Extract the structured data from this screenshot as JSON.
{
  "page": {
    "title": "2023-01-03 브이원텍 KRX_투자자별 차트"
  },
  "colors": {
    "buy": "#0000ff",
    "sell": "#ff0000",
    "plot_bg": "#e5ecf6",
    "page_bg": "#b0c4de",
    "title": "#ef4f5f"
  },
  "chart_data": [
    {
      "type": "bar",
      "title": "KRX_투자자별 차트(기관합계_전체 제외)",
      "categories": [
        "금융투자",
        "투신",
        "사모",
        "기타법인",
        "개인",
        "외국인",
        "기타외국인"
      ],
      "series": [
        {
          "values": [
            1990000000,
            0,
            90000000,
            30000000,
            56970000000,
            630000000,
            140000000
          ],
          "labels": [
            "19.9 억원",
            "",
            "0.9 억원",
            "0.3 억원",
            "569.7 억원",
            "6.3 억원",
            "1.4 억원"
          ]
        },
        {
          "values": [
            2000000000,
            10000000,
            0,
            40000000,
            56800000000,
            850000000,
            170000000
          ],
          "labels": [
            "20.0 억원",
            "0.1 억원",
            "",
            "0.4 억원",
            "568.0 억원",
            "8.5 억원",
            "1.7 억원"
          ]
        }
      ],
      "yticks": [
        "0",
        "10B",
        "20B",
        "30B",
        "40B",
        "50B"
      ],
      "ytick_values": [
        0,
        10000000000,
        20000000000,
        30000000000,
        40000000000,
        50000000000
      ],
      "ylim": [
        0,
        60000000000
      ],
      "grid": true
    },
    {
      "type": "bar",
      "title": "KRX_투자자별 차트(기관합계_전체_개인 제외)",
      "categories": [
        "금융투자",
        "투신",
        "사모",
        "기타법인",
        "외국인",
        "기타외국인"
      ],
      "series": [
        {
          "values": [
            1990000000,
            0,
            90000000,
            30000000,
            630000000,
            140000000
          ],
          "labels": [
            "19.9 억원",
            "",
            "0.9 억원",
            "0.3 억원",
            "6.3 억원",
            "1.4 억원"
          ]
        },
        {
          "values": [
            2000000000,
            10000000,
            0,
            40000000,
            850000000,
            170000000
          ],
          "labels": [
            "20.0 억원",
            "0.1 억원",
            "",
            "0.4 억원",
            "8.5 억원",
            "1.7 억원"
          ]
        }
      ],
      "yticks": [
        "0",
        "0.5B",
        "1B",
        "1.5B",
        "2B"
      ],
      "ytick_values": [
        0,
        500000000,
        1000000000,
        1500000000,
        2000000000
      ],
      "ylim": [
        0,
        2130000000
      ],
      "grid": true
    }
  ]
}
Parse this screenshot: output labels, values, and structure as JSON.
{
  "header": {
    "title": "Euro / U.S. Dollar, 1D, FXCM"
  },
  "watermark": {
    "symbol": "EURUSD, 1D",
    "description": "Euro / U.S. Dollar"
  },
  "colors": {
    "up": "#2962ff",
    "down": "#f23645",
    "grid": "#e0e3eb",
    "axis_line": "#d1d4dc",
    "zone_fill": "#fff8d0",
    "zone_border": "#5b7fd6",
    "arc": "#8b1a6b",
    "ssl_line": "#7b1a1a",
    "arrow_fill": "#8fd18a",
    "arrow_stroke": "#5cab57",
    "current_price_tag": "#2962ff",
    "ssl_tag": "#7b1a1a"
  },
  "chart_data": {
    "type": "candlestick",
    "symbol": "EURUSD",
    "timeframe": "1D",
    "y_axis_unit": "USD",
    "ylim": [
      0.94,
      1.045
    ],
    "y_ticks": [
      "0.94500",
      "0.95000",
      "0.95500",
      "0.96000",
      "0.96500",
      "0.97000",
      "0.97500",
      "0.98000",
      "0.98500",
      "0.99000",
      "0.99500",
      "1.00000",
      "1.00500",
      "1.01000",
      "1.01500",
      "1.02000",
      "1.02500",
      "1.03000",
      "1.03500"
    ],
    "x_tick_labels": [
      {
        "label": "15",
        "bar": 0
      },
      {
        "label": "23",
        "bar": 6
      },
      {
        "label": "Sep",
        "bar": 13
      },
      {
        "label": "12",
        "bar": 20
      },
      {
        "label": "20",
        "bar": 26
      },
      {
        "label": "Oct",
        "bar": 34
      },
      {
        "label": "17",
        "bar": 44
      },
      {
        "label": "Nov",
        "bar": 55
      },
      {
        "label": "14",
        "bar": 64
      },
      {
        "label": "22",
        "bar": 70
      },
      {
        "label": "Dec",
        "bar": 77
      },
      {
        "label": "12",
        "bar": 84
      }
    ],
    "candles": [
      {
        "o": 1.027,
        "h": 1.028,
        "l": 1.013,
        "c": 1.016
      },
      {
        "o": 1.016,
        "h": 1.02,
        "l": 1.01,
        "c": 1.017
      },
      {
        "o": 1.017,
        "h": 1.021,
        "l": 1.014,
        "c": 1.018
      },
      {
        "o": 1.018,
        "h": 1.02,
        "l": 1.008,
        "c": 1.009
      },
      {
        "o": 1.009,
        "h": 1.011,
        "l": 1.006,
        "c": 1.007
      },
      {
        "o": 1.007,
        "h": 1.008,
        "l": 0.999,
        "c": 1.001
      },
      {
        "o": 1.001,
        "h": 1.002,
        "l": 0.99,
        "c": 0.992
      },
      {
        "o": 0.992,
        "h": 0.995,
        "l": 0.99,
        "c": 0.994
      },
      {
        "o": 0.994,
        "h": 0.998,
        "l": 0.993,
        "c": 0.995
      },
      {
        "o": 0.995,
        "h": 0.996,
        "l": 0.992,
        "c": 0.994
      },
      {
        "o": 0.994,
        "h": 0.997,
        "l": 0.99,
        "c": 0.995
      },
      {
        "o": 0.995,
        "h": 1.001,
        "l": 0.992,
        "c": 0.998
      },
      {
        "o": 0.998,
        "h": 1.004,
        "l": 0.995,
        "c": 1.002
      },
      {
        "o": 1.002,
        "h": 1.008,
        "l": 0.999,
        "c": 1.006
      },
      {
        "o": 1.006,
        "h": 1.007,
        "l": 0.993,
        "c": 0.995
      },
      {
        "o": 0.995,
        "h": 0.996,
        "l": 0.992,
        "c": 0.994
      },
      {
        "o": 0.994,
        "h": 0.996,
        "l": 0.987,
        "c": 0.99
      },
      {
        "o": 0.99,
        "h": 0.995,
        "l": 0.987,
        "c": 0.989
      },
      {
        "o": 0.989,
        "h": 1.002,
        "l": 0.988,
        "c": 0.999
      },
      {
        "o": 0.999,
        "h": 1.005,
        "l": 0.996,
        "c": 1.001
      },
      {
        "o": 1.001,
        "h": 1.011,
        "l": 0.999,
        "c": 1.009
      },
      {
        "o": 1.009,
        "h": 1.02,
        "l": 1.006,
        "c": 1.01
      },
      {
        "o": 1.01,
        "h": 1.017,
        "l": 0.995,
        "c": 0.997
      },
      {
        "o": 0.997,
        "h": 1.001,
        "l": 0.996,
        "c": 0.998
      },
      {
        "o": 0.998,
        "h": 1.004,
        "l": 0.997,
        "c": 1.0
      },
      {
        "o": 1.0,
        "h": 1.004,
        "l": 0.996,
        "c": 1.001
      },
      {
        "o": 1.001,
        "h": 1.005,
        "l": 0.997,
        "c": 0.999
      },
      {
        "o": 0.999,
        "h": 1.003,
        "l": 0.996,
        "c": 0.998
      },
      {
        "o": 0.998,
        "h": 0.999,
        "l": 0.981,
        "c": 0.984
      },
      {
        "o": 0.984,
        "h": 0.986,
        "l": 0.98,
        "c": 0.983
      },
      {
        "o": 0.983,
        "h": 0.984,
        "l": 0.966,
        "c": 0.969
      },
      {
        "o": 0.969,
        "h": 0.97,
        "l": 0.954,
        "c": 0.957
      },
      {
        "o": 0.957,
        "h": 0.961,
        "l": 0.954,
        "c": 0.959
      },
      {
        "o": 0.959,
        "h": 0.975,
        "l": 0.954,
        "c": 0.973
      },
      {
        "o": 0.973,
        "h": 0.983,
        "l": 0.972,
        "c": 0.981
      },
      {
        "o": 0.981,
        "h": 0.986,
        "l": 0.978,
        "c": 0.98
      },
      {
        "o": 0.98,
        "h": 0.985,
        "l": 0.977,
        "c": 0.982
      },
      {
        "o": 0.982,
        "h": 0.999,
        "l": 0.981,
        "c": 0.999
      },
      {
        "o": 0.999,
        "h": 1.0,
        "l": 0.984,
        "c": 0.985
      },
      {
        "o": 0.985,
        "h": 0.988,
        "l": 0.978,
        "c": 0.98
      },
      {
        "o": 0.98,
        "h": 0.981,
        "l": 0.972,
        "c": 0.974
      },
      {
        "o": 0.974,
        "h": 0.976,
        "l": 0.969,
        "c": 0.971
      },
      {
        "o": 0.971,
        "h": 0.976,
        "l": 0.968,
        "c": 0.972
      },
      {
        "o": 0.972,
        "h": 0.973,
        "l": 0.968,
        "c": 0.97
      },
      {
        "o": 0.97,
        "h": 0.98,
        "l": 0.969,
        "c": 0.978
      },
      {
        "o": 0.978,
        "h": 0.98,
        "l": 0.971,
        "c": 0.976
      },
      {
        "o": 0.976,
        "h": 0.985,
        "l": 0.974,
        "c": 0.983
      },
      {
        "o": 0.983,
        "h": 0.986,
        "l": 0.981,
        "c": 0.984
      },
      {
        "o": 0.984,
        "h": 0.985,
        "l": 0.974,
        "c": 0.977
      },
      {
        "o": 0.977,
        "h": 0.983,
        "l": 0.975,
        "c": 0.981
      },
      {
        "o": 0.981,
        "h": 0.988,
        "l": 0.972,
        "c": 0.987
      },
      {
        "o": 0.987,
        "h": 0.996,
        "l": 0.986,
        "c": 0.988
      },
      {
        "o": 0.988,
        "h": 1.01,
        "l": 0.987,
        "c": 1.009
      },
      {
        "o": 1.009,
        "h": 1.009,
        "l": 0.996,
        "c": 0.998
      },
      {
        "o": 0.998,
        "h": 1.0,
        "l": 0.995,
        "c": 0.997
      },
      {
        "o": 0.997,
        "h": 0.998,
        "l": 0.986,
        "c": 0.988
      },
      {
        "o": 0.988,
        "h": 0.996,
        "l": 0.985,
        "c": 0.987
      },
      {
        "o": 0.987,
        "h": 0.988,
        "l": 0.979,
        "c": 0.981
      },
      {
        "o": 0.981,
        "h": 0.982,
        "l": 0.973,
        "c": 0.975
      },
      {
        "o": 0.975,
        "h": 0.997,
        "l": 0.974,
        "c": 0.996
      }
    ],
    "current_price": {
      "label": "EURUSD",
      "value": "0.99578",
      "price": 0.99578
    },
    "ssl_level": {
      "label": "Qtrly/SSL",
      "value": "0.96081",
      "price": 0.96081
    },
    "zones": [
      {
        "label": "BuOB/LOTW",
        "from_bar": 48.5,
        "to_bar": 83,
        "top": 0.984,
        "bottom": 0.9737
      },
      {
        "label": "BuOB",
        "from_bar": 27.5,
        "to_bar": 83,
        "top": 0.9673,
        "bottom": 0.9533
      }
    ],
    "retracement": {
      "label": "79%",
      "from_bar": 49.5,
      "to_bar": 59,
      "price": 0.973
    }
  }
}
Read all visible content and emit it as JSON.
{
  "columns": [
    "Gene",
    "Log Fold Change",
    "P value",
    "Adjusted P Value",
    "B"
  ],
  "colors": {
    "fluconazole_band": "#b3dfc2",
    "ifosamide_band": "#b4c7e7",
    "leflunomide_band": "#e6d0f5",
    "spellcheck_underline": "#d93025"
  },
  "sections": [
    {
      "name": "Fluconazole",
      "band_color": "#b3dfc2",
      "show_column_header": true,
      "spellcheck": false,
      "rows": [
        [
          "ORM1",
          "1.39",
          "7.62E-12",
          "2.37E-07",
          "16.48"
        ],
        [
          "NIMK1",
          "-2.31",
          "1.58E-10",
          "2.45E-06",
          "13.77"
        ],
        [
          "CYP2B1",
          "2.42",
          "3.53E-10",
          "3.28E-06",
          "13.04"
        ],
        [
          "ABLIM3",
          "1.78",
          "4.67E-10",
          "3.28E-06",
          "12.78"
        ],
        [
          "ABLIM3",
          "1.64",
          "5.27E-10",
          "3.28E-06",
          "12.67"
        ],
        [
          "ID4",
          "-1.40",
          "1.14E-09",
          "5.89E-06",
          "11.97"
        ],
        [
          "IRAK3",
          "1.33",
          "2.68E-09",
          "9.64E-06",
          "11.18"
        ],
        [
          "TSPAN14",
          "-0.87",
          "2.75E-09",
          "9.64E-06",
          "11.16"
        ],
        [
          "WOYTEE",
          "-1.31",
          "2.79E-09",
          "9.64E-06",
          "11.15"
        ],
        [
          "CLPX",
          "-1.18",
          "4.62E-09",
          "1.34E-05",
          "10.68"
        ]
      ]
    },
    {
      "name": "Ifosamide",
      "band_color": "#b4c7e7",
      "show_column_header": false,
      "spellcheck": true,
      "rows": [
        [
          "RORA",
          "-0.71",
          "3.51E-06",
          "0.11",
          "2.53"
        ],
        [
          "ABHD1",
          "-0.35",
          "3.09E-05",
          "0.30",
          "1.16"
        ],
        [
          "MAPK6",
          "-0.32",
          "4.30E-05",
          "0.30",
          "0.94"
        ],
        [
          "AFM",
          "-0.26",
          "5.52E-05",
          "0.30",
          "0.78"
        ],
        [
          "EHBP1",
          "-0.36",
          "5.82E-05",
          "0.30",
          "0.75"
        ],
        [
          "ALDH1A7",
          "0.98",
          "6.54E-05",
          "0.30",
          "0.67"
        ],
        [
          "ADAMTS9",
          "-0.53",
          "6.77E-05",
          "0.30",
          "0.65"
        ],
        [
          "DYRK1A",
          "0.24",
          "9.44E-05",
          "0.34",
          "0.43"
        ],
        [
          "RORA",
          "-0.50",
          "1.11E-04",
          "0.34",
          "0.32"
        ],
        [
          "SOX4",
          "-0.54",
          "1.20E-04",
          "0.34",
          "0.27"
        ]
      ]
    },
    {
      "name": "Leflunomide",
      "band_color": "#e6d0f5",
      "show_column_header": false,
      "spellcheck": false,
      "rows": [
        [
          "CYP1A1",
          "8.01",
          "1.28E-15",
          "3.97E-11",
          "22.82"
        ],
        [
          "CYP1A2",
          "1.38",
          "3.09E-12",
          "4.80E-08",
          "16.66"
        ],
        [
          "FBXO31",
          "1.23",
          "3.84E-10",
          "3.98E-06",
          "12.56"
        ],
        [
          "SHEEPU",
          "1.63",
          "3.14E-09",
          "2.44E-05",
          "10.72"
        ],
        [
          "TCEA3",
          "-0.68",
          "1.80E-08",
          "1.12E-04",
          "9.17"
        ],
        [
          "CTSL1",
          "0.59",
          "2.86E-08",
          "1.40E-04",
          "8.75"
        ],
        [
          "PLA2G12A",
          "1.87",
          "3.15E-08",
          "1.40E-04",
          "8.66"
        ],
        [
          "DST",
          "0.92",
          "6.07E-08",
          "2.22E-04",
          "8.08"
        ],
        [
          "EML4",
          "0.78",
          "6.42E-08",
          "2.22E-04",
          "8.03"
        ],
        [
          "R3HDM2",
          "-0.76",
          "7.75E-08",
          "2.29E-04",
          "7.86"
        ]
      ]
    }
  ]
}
════════
### Given task
Track down the lines that include the word "Euro" and copy them.

### Answer to the exercise
    "title": "Euro / U.S. Dollar, 1D, FXCM"
    "description": "Euro / U.S. Dollar"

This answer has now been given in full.